### TO BE DONE
Provide only the number of lines in the data below that contain the word "キャンパス近隣".

### Dataset items
━━━━

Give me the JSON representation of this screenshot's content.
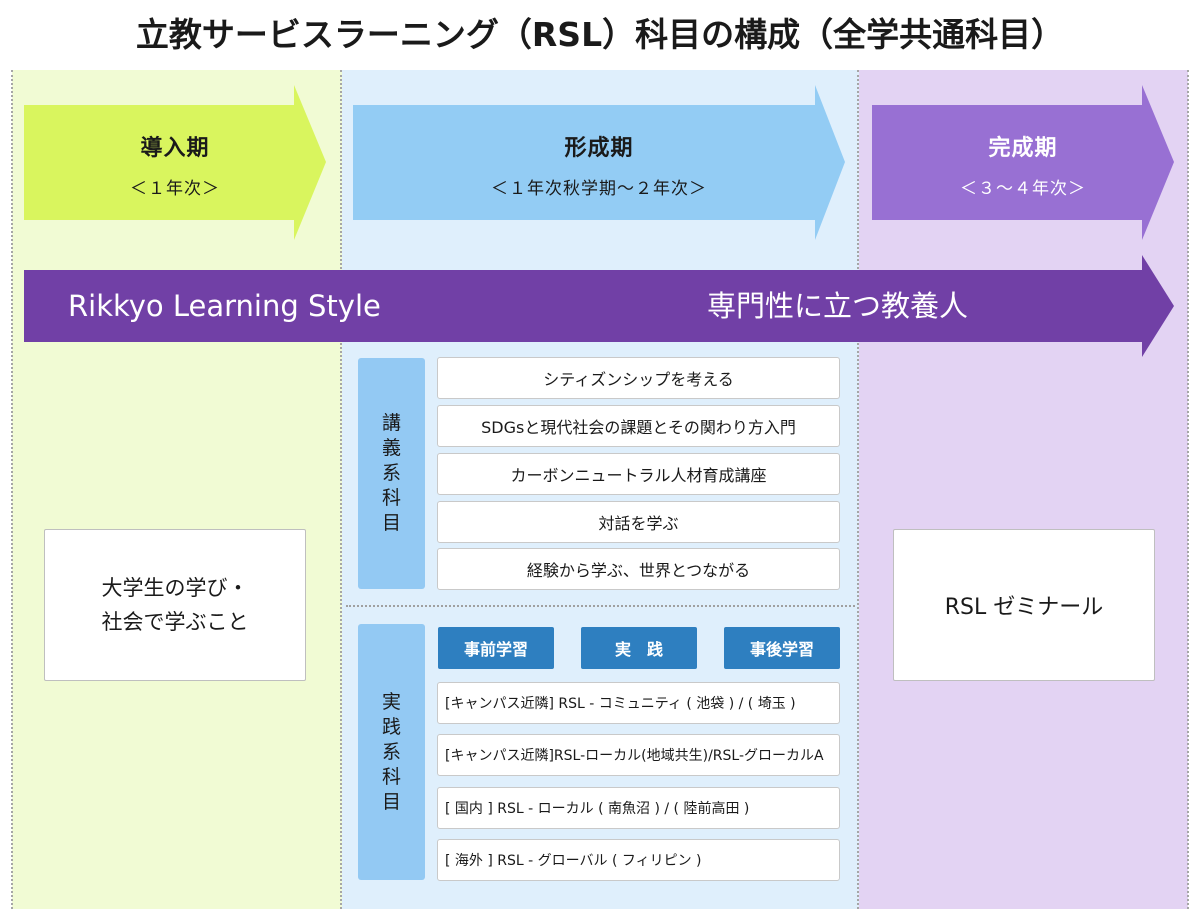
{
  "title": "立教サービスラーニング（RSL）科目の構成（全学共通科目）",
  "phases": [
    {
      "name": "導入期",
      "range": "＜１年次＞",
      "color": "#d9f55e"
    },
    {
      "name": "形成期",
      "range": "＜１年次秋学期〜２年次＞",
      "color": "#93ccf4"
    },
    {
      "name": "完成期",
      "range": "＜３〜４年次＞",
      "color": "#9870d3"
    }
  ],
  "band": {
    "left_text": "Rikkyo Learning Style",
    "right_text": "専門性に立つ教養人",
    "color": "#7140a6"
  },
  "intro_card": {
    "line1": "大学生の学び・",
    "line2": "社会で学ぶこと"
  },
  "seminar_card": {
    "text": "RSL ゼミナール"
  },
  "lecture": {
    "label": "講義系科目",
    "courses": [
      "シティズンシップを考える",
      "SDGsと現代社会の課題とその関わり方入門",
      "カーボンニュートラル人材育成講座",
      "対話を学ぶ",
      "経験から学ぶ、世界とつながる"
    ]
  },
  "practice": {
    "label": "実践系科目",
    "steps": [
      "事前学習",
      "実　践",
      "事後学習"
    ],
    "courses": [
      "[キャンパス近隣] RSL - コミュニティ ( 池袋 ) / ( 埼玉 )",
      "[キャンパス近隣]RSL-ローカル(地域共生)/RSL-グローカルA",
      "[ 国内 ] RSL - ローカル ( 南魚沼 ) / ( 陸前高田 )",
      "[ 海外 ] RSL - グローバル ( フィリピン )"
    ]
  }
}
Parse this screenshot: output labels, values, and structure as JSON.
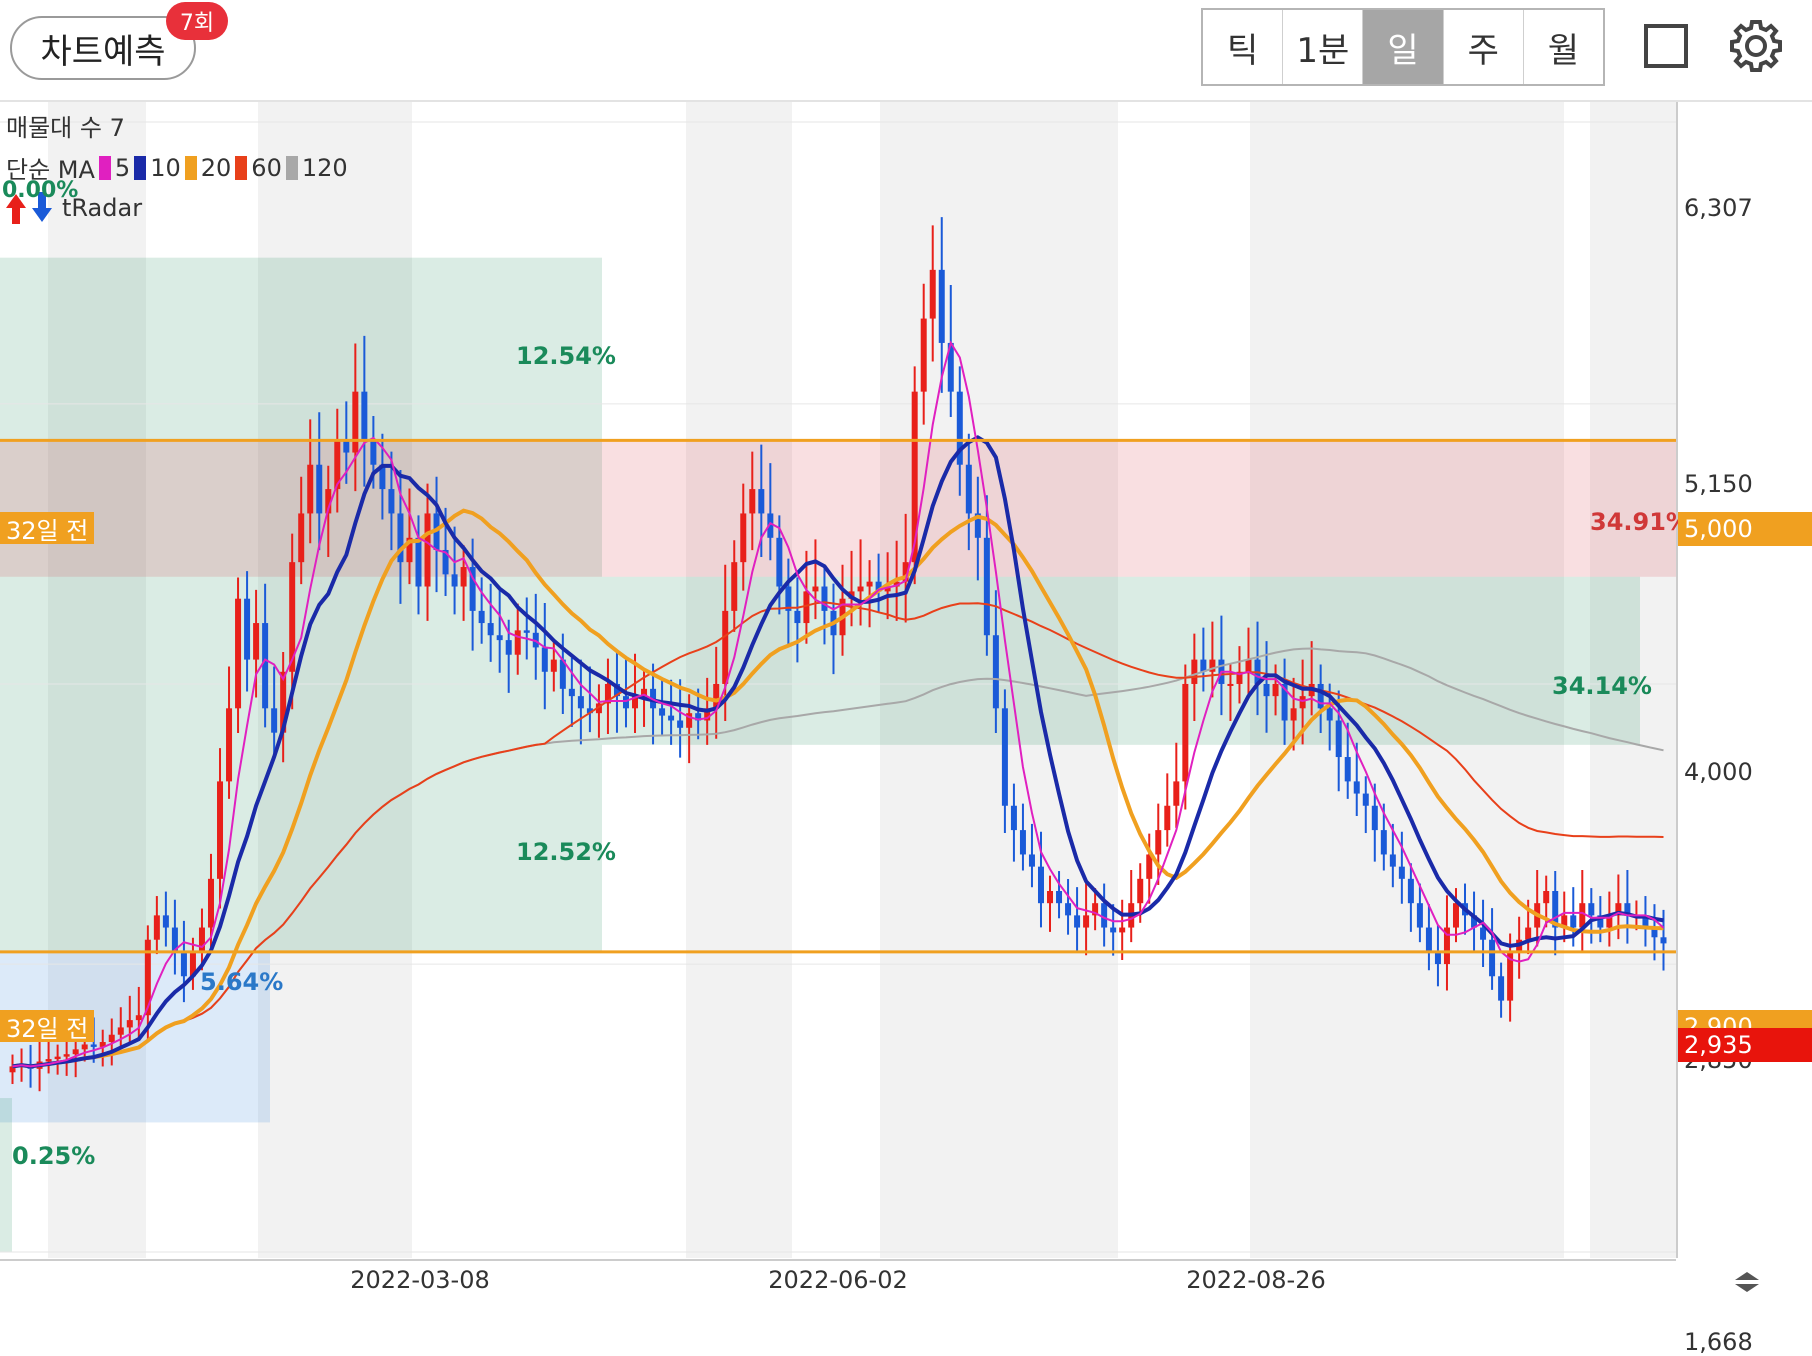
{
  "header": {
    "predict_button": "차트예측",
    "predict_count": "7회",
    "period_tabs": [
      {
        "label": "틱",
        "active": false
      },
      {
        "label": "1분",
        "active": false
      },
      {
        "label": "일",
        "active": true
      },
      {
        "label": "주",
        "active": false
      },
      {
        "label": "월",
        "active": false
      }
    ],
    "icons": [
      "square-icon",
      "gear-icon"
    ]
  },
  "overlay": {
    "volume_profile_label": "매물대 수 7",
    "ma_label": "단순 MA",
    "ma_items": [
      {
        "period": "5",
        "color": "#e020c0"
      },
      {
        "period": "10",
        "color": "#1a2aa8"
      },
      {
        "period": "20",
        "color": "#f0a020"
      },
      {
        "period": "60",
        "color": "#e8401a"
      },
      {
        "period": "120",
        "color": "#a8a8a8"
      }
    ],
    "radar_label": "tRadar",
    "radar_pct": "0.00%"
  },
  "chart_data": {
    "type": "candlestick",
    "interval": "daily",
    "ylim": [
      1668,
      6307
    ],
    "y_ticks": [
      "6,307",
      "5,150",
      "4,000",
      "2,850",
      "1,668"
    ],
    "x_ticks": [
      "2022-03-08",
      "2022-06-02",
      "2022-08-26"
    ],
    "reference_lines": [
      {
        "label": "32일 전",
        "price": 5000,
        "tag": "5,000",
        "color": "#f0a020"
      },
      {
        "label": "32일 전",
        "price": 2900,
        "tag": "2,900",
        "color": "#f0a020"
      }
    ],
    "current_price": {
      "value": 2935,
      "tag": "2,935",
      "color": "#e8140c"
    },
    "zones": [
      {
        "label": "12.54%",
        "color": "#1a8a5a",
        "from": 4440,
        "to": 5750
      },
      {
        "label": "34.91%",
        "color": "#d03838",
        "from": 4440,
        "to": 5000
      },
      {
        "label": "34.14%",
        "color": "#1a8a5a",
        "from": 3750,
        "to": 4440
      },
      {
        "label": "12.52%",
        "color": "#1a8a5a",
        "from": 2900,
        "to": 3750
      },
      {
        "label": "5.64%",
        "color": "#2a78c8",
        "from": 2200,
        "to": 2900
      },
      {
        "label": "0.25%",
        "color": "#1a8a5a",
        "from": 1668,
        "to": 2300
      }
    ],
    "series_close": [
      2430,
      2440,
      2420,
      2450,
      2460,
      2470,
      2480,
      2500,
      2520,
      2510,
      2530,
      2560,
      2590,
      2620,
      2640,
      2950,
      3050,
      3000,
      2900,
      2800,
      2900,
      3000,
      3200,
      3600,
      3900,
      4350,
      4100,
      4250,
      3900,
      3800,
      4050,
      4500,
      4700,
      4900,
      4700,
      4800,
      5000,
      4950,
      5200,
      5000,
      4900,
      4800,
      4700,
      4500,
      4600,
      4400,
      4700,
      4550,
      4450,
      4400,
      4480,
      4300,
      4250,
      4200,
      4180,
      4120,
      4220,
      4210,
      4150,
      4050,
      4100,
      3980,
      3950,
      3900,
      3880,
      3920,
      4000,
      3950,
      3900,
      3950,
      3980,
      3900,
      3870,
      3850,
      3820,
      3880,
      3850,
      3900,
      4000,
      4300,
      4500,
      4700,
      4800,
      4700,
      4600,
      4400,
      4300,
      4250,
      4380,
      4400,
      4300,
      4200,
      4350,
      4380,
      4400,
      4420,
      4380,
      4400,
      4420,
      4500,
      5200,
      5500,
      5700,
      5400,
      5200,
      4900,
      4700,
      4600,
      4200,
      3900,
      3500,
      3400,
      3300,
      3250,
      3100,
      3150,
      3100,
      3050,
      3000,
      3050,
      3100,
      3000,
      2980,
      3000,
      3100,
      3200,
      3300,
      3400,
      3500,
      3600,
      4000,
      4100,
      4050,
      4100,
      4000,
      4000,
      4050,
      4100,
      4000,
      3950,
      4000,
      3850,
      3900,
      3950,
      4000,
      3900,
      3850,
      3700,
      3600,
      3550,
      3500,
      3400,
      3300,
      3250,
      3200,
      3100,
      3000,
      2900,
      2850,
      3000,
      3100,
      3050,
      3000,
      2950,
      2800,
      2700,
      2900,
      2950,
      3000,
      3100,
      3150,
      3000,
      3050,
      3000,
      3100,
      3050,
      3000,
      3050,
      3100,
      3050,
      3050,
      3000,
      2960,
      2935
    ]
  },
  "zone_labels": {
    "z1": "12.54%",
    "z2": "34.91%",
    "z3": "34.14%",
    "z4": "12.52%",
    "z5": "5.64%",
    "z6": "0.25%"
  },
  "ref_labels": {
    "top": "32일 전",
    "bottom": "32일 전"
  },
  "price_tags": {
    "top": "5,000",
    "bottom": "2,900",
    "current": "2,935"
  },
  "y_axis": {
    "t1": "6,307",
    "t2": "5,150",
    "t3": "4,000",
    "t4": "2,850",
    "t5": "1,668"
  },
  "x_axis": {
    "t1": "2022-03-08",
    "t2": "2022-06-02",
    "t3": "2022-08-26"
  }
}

━━━━

### TASK RESPONSE
2